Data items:
+ + +
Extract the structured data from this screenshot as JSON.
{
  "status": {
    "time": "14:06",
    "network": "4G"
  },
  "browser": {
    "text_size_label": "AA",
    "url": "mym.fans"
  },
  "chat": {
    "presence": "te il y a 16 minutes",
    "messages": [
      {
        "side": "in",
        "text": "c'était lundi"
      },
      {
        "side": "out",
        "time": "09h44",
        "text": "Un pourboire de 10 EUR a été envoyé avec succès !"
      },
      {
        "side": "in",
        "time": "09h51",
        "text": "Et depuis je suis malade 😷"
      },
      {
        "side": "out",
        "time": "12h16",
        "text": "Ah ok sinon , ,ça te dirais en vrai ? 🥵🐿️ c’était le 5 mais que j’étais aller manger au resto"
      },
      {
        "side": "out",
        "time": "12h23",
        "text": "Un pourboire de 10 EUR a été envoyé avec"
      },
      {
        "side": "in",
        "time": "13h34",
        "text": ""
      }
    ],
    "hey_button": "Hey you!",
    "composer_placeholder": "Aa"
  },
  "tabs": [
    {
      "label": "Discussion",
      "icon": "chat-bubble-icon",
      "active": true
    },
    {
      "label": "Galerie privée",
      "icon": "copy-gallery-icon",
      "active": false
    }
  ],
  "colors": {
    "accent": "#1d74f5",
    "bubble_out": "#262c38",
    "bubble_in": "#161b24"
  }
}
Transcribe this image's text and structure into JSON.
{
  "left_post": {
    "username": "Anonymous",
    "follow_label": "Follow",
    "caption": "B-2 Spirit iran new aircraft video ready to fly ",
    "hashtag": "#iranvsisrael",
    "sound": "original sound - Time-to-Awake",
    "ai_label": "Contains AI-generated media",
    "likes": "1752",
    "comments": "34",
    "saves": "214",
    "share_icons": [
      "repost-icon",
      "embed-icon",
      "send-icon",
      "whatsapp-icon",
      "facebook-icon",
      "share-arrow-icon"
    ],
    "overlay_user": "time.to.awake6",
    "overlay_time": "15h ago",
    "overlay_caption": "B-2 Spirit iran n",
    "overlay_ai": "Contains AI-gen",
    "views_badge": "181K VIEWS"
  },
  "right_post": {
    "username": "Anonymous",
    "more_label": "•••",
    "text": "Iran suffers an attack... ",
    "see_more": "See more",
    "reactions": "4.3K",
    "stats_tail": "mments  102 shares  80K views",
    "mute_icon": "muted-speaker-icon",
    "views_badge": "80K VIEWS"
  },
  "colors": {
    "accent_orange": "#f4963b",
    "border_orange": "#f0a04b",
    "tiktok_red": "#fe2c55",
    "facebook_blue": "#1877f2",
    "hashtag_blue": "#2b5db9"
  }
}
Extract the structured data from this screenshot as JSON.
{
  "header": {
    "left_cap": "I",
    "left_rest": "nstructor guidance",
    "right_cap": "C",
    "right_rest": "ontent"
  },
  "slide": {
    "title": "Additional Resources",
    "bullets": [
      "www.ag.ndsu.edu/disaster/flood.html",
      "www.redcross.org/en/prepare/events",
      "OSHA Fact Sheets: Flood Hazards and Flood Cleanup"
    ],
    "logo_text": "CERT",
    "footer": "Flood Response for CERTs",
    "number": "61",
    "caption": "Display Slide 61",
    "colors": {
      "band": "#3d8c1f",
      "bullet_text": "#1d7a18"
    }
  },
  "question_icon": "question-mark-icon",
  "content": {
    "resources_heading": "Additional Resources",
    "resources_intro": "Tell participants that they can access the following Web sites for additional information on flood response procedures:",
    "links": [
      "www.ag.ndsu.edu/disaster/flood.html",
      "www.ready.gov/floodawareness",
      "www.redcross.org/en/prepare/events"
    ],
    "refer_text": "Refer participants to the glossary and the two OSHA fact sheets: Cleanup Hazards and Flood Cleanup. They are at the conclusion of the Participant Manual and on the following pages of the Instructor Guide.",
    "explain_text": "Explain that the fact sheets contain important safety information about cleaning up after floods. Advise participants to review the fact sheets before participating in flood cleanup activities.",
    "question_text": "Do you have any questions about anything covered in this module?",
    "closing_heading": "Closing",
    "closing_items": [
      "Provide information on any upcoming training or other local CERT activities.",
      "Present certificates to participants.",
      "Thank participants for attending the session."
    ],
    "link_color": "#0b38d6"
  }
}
+ + +
PROBLEM TO WORK ON: Locate all lines in the listing above with the word "ready" and copy them.

TASK OUTPUT:
    "caption": "B-2 Spirit iran new aircraft video ready to fly ",
      "www.ready.gov/floodawareness",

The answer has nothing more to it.